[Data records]
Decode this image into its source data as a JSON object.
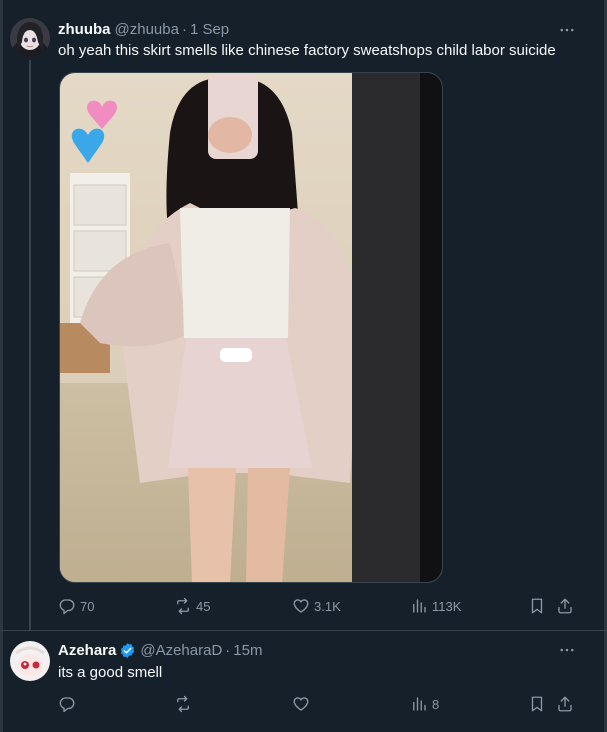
{
  "tweets": [
    {
      "author": {
        "name": "zhuuba",
        "handle": "@zhuuba",
        "verified": false
      },
      "separator": "·",
      "time": "1 Sep",
      "text": "oh yeah this skirt smells like chinese factory sweatshops child labor suicide",
      "media": {
        "type": "mirror-selfie-photo"
      },
      "stats": {
        "replies": "70",
        "retweets": "45",
        "likes": "3.1K",
        "views": "113K"
      }
    },
    {
      "author": {
        "name": "Azehara",
        "handle": "@AzeharaD",
        "verified": true
      },
      "separator": "·",
      "time": "15m",
      "text": "its a good smell",
      "stats": {
        "replies": "",
        "retweets": "",
        "likes": "",
        "views": "8"
      }
    }
  ],
  "colors": {
    "background": "#15202b",
    "border": "#38444d",
    "text_primary": "#f7f9f9",
    "text_secondary": "#8b98a5",
    "verified": "#1d9bf0"
  },
  "icons": [
    "reply-icon",
    "retweet-icon",
    "like-icon",
    "views-icon",
    "bookmark-icon",
    "share-icon",
    "more-icon",
    "verified-badge-icon"
  ]
}
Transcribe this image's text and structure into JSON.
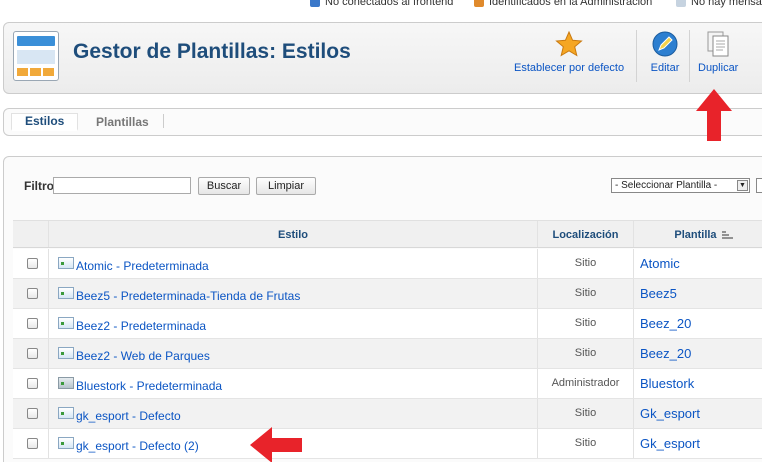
{
  "status_bar": {
    "frontend_label": "No conectados al frontend",
    "admin_label": "Identificados en la Administración",
    "messages_label": "No hay mensa"
  },
  "header": {
    "title": "Gestor de Plantillas: Estilos"
  },
  "toolbar": {
    "default_label": "Establecer por defecto",
    "edit_label": "Editar",
    "duplicate_label": "Duplicar"
  },
  "tabs": [
    {
      "label": "Estilos",
      "active": true
    },
    {
      "label": "Plantillas",
      "active": false
    }
  ],
  "filter": {
    "label": "Filtro:",
    "value": "",
    "search_button": "Buscar",
    "clear_button": "Limpiar",
    "template_select": "- Seleccionar Plantilla -"
  },
  "table": {
    "columns": {
      "style": "Estilo",
      "location": "Localización",
      "template": "Plantilla"
    },
    "rows": [
      {
        "name": "Atomic - Predeterminada",
        "location": "Sitio",
        "template": "Atomic"
      },
      {
        "name": "Beez5 - Predeterminada-Tienda de Frutas",
        "location": "Sitio",
        "template": "Beez5"
      },
      {
        "name": "Beez2 - Predeterminada",
        "location": "Sitio",
        "template": "Beez_20"
      },
      {
        "name": "Beez2 - Web de Parques",
        "location": "Sitio",
        "template": "Beez_20"
      },
      {
        "name": "Bluestork - Predeterminada",
        "location": "Administrador",
        "template": "Bluestork"
      },
      {
        "name": "gk_esport - Defecto",
        "location": "Sitio",
        "template": "Gk_esport"
      },
      {
        "name": "gk_esport - Defecto (2)",
        "location": "Sitio",
        "template": "Gk_esport"
      }
    ]
  },
  "colors": {
    "title": "#1e4d7b",
    "link": "#0b55c4",
    "annotation_arrow": "#e8232a"
  },
  "icons": {
    "default": "star-icon",
    "edit": "pencil-icon",
    "duplicate": "copy-documents-icon",
    "header": "template-manager-icon"
  }
}
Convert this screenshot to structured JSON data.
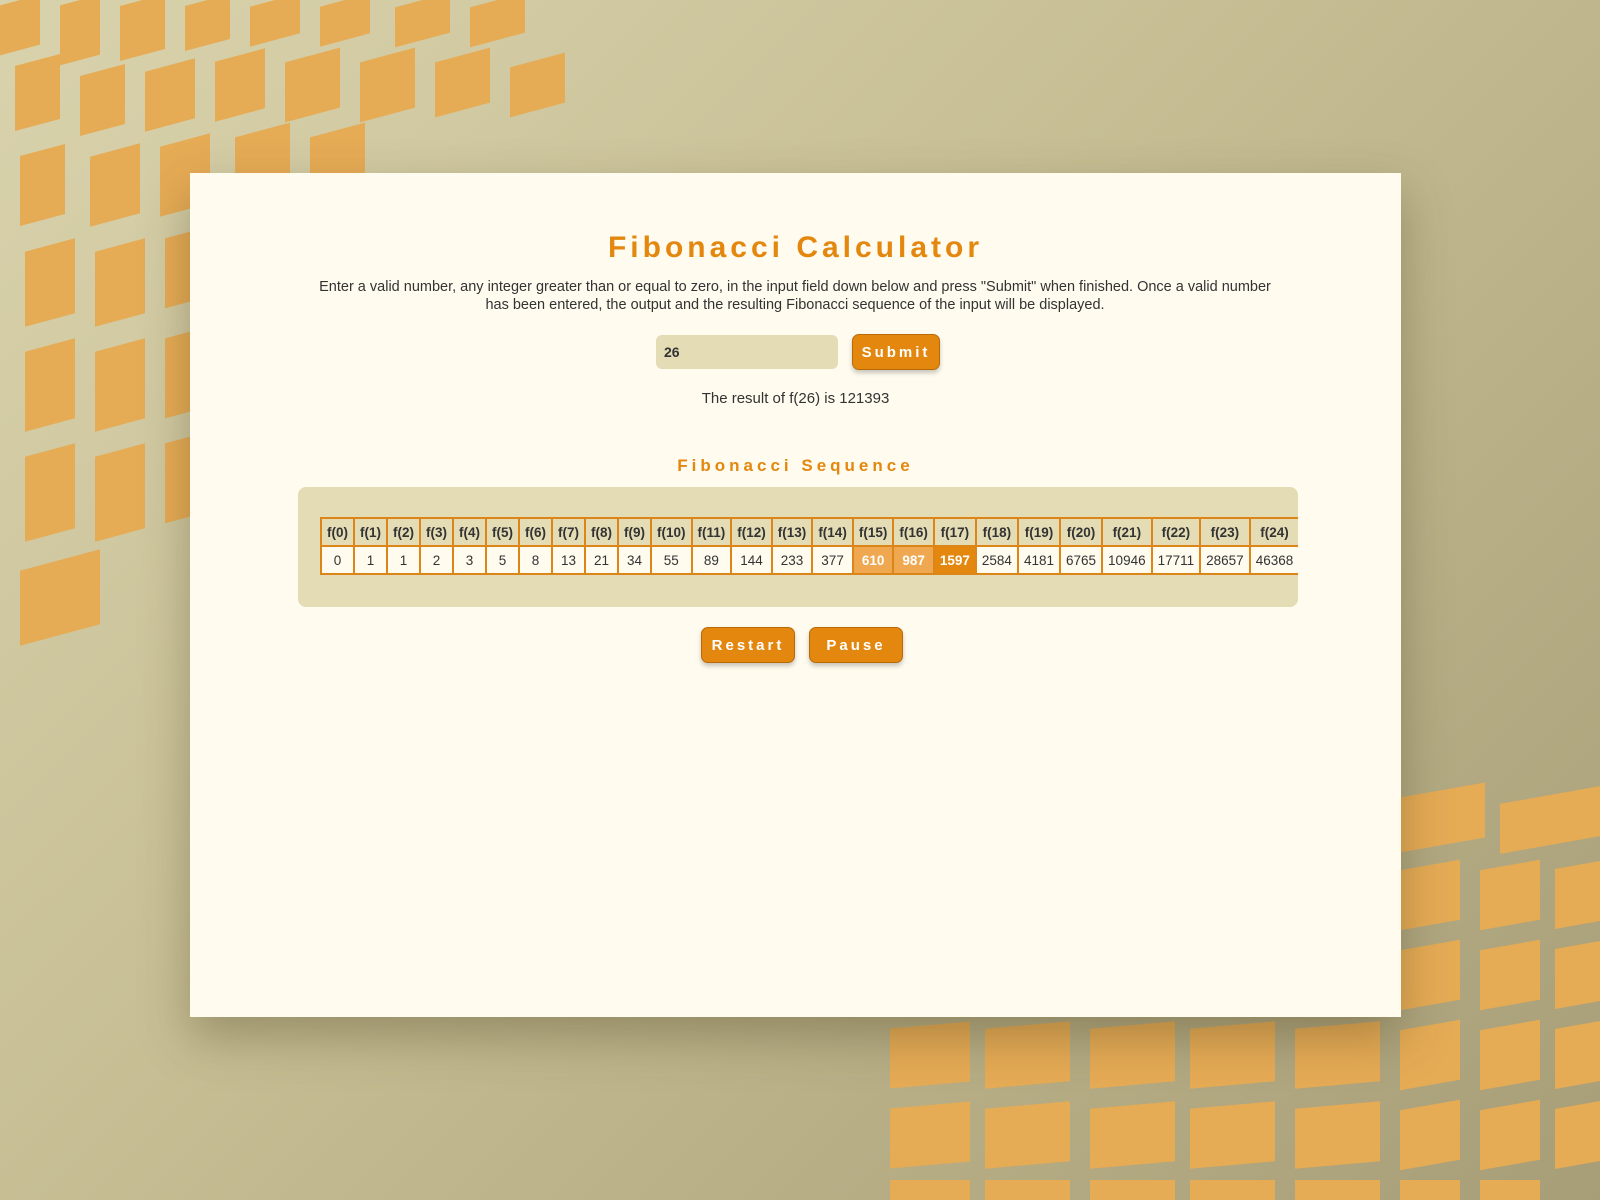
{
  "app": {
    "title": "Fibonacci Calculator",
    "description": "Enter a valid number, any integer greater than or equal to zero, in the input field down below and press \"Submit\" when finished. Once a valid number has been entered, the output and the resulting Fibonacci sequence of the input will be displayed."
  },
  "input": {
    "value": "26"
  },
  "buttons": {
    "submit": "Submit",
    "restart": "Restart",
    "pause": "Pause"
  },
  "result": {
    "text": "The result of f(26) is 121393"
  },
  "sequence": {
    "title": "Fibonacci Sequence",
    "headers": [
      "f(0)",
      "f(1)",
      "f(2)",
      "f(3)",
      "f(4)",
      "f(5)",
      "f(6)",
      "f(7)",
      "f(8)",
      "f(9)",
      "f(10)",
      "f(11)",
      "f(12)",
      "f(13)",
      "f(14)",
      "f(15)",
      "f(16)",
      "f(17)",
      "f(18)",
      "f(19)",
      "f(20)",
      "f(21)",
      "f(22)",
      "f(23)",
      "f(24)"
    ],
    "values": [
      "0",
      "1",
      "1",
      "2",
      "3",
      "5",
      "8",
      "13",
      "21",
      "34",
      "55",
      "89",
      "144",
      "233",
      "377",
      "610",
      "987",
      "1597",
      "2584",
      "4181",
      "6765",
      "10946",
      "17711",
      "28657",
      "46368"
    ],
    "highlighted_light": [
      15,
      16
    ],
    "highlighted_current": 17
  },
  "colors": {
    "accent": "#e3870f",
    "panel": "#e3dcb4",
    "card": "#fffbef"
  }
}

(Exercise details) Repeat the preceding records precisely, and leave every picture out of the copy.

(Reply to the task)
Decode this image into its source data as a JSON object.
{
  "tweets": [
    {
      "author": {
        "name": "zhuuba",
        "handle": "@zhuuba",
        "verified": false
      },
      "separator": "·",
      "time": "1 Sep",
      "text": "oh yeah this skirt smells like chinese factory sweatshops child labor suicide",
      "media": {
        "type": "mirror-selfie-photo"
      },
      "stats": {
        "replies": "70",
        "retweets": "45",
        "likes": "3.1K",
        "views": "113K"
      }
    },
    {
      "author": {
        "name": "Azehara",
        "handle": "@AzeharaD",
        "verified": true
      },
      "separator": "·",
      "time": "15m",
      "text": "its a good smell",
      "stats": {
        "replies": "",
        "retweets": "",
        "likes": "",
        "views": "8"
      }
    }
  ],
  "colors": {
    "background": "#15202b",
    "border": "#38444d",
    "text_primary": "#f7f9f9",
    "text_secondary": "#8b98a5",
    "verified": "#1d9bf0"
  },
  "icons": [
    "reply-icon",
    "retweet-icon",
    "like-icon",
    "views-icon",
    "bookmark-icon",
    "share-icon",
    "more-icon",
    "verified-badge-icon"
  ]
}
Transcribe this image's text and structure into JSON.
{
  "status_bar": {
    "frontend_label": "No conectados al frontend",
    "admin_label": "Identificados en la Administración",
    "messages_label": "No hay mensa"
  },
  "header": {
    "title": "Gestor de Plantillas: Estilos"
  },
  "toolbar": {
    "default_label": "Establecer por defecto",
    "edit_label": "Editar",
    "duplicate_label": "Duplicar"
  },
  "tabs": [
    {
      "label": "Estilos",
      "active": true
    },
    {
      "label": "Plantillas",
      "active": false
    }
  ],
  "filter": {
    "label": "Filtro:",
    "value": "",
    "search_button": "Buscar",
    "clear_button": "Limpiar",
    "template_select": "- Seleccionar Plantilla -"
  },
  "table": {
    "columns": {
      "style": "Estilo",
      "location": "Localización",
      "template": "Plantilla"
    },
    "rows": [
      {
        "name": "Atomic - Predeterminada",
        "location": "Sitio",
        "template": "Atomic"
      },
      {
        "name": "Beez5 - Predeterminada-Tienda de Frutas",
        "location": "Sitio",
        "template": "Beez5"
      },
      {
        "name": "Beez2 - Predeterminada",
        "location": "Sitio",
        "template": "Beez_20"
      },
      {
        "name": "Beez2 - Web de Parques",
        "location": "Sitio",
        "template": "Beez_20"
      },
      {
        "name": "Bluestork - Predeterminada",
        "location": "Administrador",
        "template": "Bluestork"
      },
      {
        "name": "gk_esport - Defecto",
        "location": "Sitio",
        "template": "Gk_esport"
      },
      {
        "name": "gk_esport - Defecto (2)",
        "location": "Sitio",
        "template": "Gk_esport"
      }
    ]
  },
  "colors": {
    "title": "#1e4d7b",
    "link": "#0b55c4",
    "annotation_arrow": "#e8232a"
  },
  "icons": {
    "default": "star-icon",
    "edit": "pencil-icon",
    "duplicate": "copy-documents-icon",
    "header": "template-manager-icon"
  }
}
Convert this screenshot to structured JSON data.
{
  "app": {
    "title": "Fibonacci Calculator",
    "description": "Enter a valid number, any integer greater than or equal to zero, in the input field down below and press \"Submit\" when finished. Once a valid number has been entered, the output and the resulting Fibonacci sequence of the input will be displayed."
  },
  "input": {
    "value": "26"
  },
  "buttons": {
    "submit": "Submit",
    "restart": "Restart",
    "pause": "Pause"
  },
  "result": {
    "text": "The result of f(26) is 121393"
  },
  "sequence": {
    "title": "Fibonacci Sequence",
    "headers": [
      "f(0)",
      "f(1)",
      "f(2)",
      "f(3)",
      "f(4)",
      "f(5)",
      "f(6)",
      "f(7)",
      "f(8)",
      "f(9)",
      "f(10)",
      "f(11)",
      "f(12)",
      "f(13)",
      "f(14)",
      "f(15)",
      "f(16)",
      "f(17)",
      "f(18)",
      "f(19)",
      "f(20)",
      "f(21)",
      "f(22)",
      "f(23)",
      "f(24)"
    ],
    "values": [
      "0",
      "1",
      "1",
      "2",
      "3",
      "5",
      "8",
      "13",
      "21",
      "34",
      "55",
      "89",
      "144",
      "233",
      "377",
      "610",
      "987",
      "1597",
      "2584",
      "4181",
      "6765",
      "10946",
      "17711",
      "28657",
      "46368"
    ],
    "highlighted_light": [
      15,
      16
    ],
    "highlighted_current": 17
  },
  "colors": {
    "accent": "#e3870f",
    "panel": "#e3dcb4",
    "card": "#fffbef"
  }
}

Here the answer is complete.